Collected data
%%

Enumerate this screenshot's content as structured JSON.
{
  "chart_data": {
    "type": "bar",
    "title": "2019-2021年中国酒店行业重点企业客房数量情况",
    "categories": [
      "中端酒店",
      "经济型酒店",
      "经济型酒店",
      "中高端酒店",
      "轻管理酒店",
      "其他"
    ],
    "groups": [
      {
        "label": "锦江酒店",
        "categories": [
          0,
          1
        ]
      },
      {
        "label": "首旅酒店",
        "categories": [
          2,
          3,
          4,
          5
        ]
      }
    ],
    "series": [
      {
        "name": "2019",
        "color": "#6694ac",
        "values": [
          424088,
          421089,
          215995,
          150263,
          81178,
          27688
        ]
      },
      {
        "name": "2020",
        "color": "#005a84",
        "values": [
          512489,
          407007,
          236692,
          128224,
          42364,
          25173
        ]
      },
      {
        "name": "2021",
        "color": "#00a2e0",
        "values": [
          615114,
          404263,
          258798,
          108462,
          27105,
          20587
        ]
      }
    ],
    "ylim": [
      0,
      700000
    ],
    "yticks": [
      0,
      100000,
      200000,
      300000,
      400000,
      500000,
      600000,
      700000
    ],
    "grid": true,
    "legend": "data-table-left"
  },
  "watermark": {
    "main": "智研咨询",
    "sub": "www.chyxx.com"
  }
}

%%

Search the lines for the word "color" and report how many contain it, by number only.

3